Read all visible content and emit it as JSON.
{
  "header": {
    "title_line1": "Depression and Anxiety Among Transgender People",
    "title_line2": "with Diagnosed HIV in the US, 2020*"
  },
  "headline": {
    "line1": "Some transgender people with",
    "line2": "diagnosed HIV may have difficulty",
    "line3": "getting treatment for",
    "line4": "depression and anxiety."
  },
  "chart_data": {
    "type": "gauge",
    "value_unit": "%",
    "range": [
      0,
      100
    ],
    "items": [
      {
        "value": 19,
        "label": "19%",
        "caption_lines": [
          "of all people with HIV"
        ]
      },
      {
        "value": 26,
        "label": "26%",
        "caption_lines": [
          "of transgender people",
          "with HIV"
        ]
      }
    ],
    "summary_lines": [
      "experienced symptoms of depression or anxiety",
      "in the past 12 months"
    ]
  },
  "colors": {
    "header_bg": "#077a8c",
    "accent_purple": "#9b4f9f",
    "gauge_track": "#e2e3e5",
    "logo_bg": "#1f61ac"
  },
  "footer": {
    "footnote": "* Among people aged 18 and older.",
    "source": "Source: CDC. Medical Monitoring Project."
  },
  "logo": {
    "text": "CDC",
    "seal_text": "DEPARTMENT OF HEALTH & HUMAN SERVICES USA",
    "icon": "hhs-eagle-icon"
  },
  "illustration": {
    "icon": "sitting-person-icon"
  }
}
______
• _Task to carry out_
Take the material above and return all of it exactly.

• _Solution for this exercise_
Read all visible content and emit it as JSON.
{
  "header": {
    "title_line1": "Depression and Anxiety Among Transgender People",
    "title_line2": "with Diagnosed HIV in the US, 2020*"
  },
  "headline": {
    "line1": "Some transgender people with",
    "line2": "diagnosed HIV may have difficulty",
    "line3": "getting treatment for",
    "line4": "depression and anxiety."
  },
  "chart_data": {
    "type": "gauge",
    "value_unit": "%",
    "range": [
      0,
      100
    ],
    "items": [
      {
        "value": 19,
        "label": "19%",
        "caption_lines": [
          "of all people with HIV"
        ]
      },
      {
        "value": 26,
        "label": "26%",
        "caption_lines": [
          "of transgender people",
          "with HIV"
        ]
      }
    ],
    "summary_lines": [
      "experienced symptoms of depression or anxiety",
      "in the past 12 months"
    ]
  },
  "colors": {
    "header_bg": "#077a8c",
    "accent_purple": "#9b4f9f",
    "gauge_track": "#e2e3e5",
    "logo_bg": "#1f61ac"
  },
  "footer": {
    "footnote": "* Among people aged 18 and older.",
    "source": "Source: CDC. Medical Monitoring Project."
  },
  "logo": {
    "text": "CDC",
    "seal_text": "DEPARTMENT OF HEALTH & HUMAN SERVICES USA",
    "icon": "hhs-eagle-icon"
  },
  "illustration": {
    "icon": "sitting-person-icon"
  }
}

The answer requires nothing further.